Requirement :: Each record is to be printed again precisely as it reads.

Records for this exercise ::
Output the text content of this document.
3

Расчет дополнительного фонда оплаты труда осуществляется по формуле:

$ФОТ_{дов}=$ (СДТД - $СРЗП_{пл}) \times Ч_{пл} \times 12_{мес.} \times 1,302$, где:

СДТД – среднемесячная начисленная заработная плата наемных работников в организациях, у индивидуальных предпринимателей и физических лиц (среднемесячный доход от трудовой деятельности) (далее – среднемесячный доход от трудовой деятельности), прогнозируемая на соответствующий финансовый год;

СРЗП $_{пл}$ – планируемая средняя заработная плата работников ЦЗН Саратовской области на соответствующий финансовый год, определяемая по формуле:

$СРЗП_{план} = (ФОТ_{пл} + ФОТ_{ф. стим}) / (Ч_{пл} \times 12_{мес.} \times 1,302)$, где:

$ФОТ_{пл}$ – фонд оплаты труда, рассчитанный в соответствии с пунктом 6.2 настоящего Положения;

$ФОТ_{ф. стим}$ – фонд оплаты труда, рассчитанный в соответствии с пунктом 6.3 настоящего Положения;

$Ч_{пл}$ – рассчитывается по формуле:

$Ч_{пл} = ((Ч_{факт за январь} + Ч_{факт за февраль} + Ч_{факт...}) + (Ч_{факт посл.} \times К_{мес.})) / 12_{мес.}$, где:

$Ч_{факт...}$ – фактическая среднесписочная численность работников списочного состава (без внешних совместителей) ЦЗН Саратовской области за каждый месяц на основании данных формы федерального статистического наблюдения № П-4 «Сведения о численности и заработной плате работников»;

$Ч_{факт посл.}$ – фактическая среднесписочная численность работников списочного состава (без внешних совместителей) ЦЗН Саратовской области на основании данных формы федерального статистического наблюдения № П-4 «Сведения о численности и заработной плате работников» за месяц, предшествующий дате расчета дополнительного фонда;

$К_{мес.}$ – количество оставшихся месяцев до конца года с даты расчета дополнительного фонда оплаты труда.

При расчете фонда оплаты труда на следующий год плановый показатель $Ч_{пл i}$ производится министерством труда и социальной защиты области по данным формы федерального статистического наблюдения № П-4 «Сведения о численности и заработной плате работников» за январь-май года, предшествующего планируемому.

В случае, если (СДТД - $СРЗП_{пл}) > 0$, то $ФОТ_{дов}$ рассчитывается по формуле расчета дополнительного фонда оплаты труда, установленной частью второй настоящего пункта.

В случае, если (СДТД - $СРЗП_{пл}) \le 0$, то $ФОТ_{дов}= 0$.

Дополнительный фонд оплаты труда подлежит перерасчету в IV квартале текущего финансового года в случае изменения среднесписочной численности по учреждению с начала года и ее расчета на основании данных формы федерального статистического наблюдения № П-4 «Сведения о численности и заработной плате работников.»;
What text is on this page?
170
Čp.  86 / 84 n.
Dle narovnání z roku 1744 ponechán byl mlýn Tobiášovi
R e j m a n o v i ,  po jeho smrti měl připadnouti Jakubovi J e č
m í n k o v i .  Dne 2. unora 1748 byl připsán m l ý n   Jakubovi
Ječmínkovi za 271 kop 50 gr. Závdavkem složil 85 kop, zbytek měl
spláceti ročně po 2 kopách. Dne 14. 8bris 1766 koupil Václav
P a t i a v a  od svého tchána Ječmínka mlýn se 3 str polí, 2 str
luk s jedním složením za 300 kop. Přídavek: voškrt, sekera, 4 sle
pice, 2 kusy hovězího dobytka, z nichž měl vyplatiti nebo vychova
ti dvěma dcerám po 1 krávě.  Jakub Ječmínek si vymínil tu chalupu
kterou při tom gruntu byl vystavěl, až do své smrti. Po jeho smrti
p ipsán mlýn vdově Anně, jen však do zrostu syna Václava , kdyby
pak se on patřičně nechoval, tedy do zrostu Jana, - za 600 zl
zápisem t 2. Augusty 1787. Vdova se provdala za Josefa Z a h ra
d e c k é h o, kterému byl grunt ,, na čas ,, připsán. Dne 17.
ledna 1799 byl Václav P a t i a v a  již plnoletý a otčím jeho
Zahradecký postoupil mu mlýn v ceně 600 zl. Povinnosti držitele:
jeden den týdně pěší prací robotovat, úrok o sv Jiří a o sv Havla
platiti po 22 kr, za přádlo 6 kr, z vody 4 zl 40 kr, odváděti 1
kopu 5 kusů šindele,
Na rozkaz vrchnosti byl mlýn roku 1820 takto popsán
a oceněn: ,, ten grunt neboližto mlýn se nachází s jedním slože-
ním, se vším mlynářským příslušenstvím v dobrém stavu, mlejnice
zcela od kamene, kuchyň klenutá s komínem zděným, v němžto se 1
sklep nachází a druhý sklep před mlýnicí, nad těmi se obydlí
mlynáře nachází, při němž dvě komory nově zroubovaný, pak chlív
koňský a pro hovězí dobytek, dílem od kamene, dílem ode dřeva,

Finished answer ::
Output the text content of this document.
3

Расчет дополнительного фонда оплаты труда осуществляется по формуле:

$ФОТ_{дов}=$ (СДТД - $СРЗП_{пл}) \times Ч_{пл} \times 12_{мес.} \times 1,302$, где:

СДТД – среднемесячная начисленная заработная плата наемных работников в организациях, у индивидуальных предпринимателей и физических лиц (среднемесячный доход от трудовой деятельности) (далее – среднемесячный доход от трудовой деятельности), прогнозируемая на соответствующий финансовый год;

СРЗП $_{пл}$ – планируемая средняя заработная плата работников ЦЗН Саратовской области на соответствующий финансовый год, определяемая по формуле:

$СРЗП_{план} = (ФОТ_{пл} + ФОТ_{ф. стим}) / (Ч_{пл} \times 12_{мес.} \times 1,302)$, где:

$ФОТ_{пл}$ – фонд оплаты труда, рассчитанный в соответствии с пунктом 6.2 настоящего Положения;

$ФОТ_{ф. стим}$ – фонд оплаты труда, рассчитанный в соответствии с пунктом 6.3 настоящего Положения;

$Ч_{пл}$ – рассчитывается по формуле:

$Ч_{пл} = ((Ч_{факт за январь} + Ч_{факт за февраль} + Ч_{факт...}) + (Ч_{факт посл.} \times К_{мес.})) / 12_{мес.}$, где:

$Ч_{факт...}$ – фактическая среднесписочная численность работников списочного состава (без внешних совместителей) ЦЗН Саратовской области за каждый месяц на основании данных формы федерального статистического наблюдения № П-4 «Сведения о численности и заработной плате работников»;

$Ч_{факт посл.}$ – фактическая среднесписочная численность работников списочного состава (без внешних совместителей) ЦЗН Саратовской области на основании данных формы федерального статистического наблюдения № П-4 «Сведения о численности и заработной плате работников» за месяц, предшествующий дате расчета дополнительного фонда;

$К_{мес.}$ – количество оставшихся месяцев до конца года с даты расчета дополнительного фонда оплаты труда.

При расчете фонда оплаты труда на следующий год плановый показатель $Ч_{пл i}$ производится министерством труда и социальной защиты области по данным формы федерального статистического наблюдения № П-4 «Сведения о численности и заработной плате работников» за январь-май года, предшествующего планируемому.

В случае, если (СДТД - $СРЗП_{пл}) > 0$, то $ФОТ_{дов}$ рассчитывается по формуле расчета дополнительного фонда оплаты труда, установленной частью второй настоящего пункта.

В случае, если (СДТД - $СРЗП_{пл}) \le 0$, то $ФОТ_{дов}= 0$.

Дополнительный фонд оплаты труда подлежит перерасчету в IV квартале текущего финансового года в случае изменения среднесписочной численности по учреждению с начала года и ее расчета на основании данных формы федерального статистического наблюдения № П-4 «Сведения о численности и заработной плате работников.»;
What text is on this page?
170
Čp.  86 / 84 n.
Dle narovnání z roku 1744 ponechán byl mlýn Tobiášovi
R e j m a n o v i ,  po jeho smrti měl připadnouti Jakubovi J e č
m í n k o v i .  Dne 2. unora 1748 byl připsán m l ý n   Jakubovi
Ječmínkovi za 271 kop 50 gr. Závdavkem složil 85 kop, zbytek měl
spláceti ročně po 2 kopách. Dne 14. 8bris 1766 koupil Václav
P a t i a v a  od svého tchána Ječmínka mlýn se 3 str polí, 2 str
luk s jedním složením za 300 kop. Přídavek: voškrt, sekera, 4 sle
pice, 2 kusy hovězího dobytka, z nichž měl vyplatiti nebo vychova
ti dvěma dcerám po 1 krávě.  Jakub Ječmínek si vymínil tu chalupu
kterou při tom gruntu byl vystavěl, až do své smrti. Po jeho smrti
p ipsán mlýn vdově Anně, jen však do zrostu syna Václava , kdyby
pak se on patřičně nechoval, tedy do zrostu Jana, - za 600 zl
zápisem t 2. Augusty 1787. Vdova se provdala za Josefa Z a h ra
d e c k é h o, kterému byl grunt ,, na čas ,, připsán. Dne 17.
ledna 1799 byl Václav P a t i a v a  již plnoletý a otčím jeho
Zahradecký postoupil mu mlýn v ceně 600 zl. Povinnosti držitele:
jeden den týdně pěší prací robotovat, úrok o sv Jiří a o sv Havla
platiti po 22 kr, za přádlo 6 kr, z vody 4 zl 40 kr, odváděti 1
kopu 5 kusů šindele,
Na rozkaz vrchnosti byl mlýn roku 1820 takto popsán
a oceněn: ,, ten grunt neboližto mlýn se nachází s jedním slože-
ním, se vším mlynářským příslušenstvím v dobrém stavu, mlejnice
zcela od kamene, kuchyň klenutá s komínem zděným, v němžto se 1
sklep nachází a druhý sklep před mlýnicí, nad těmi se obydlí
mlynáře nachází, při němž dvě komory nově zroubovaný, pak chlív
koňský a pro hovězí dobytek, dílem od kamene, dílem ode dřeva,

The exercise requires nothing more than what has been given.